__What is expected__
Skip the pictures and extract all of the lines exactly as written.

--- Input ---

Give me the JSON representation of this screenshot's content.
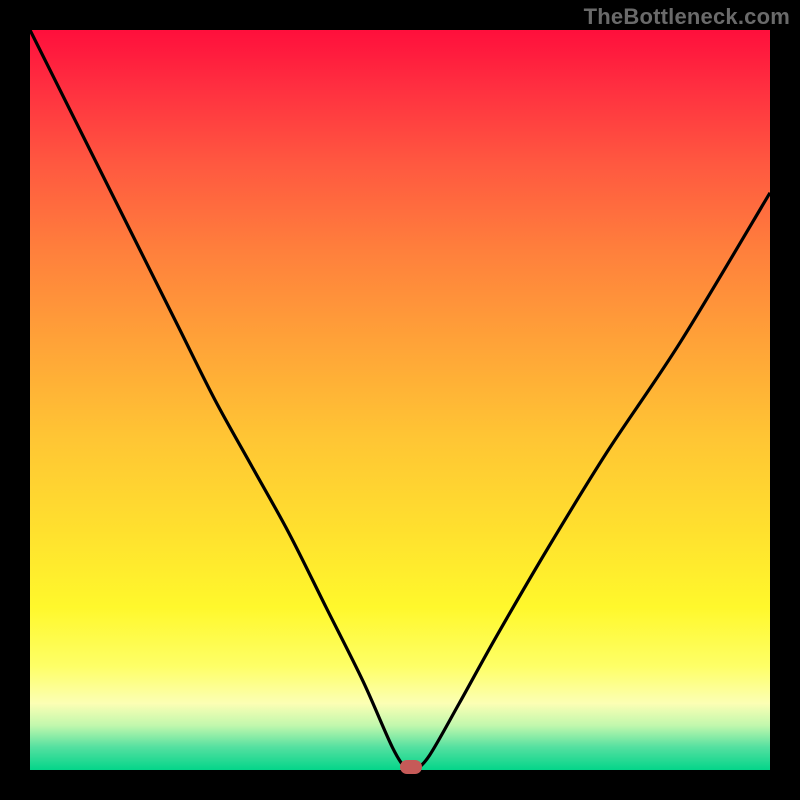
{
  "watermark": "TheBottleneck.com",
  "chart_data": {
    "type": "line",
    "title": "",
    "xlabel": "",
    "ylabel": "",
    "xlim": [
      0,
      100
    ],
    "ylim": [
      0,
      100
    ],
    "background_gradient": {
      "top_color": "#ff0f3c",
      "bottom_color": "#04d58a",
      "direction": "vertical"
    },
    "series": [
      {
        "name": "bottleneck-curve",
        "x": [
          0,
          5,
          10,
          15,
          20,
          25,
          30,
          35,
          40,
          45,
          49,
          51,
          52,
          54,
          58,
          63,
          70,
          78,
          88,
          100
        ],
        "y": [
          100,
          90,
          80,
          70,
          60,
          50,
          41,
          32,
          22,
          12,
          3,
          0,
          0,
          2,
          9,
          18,
          30,
          43,
          58,
          78
        ],
        "color": "#000000"
      }
    ],
    "annotations": [
      {
        "name": "min-marker",
        "shape": "rounded-rect",
        "x": 51.5,
        "y": 0,
        "color": "#c65a58"
      }
    ]
  }
}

---

__Exercise response__
Give me the JSON representation of this screenshot's content.
{
  "watermark": "TheBottleneck.com",
  "chart_data": {
    "type": "line",
    "title": "",
    "xlabel": "",
    "ylabel": "",
    "xlim": [
      0,
      100
    ],
    "ylim": [
      0,
      100
    ],
    "background_gradient": {
      "top_color": "#ff0f3c",
      "bottom_color": "#04d58a",
      "direction": "vertical"
    },
    "series": [
      {
        "name": "bottleneck-curve",
        "x": [
          0,
          5,
          10,
          15,
          20,
          25,
          30,
          35,
          40,
          45,
          49,
          51,
          52,
          54,
          58,
          63,
          70,
          78,
          88,
          100
        ],
        "y": [
          100,
          90,
          80,
          70,
          60,
          50,
          41,
          32,
          22,
          12,
          3,
          0,
          0,
          2,
          9,
          18,
          30,
          43,
          58,
          78
        ],
        "color": "#000000"
      }
    ],
    "annotations": [
      {
        "name": "min-marker",
        "shape": "rounded-rect",
        "x": 51.5,
        "y": 0,
        "color": "#c65a58"
      }
    ]
  }
}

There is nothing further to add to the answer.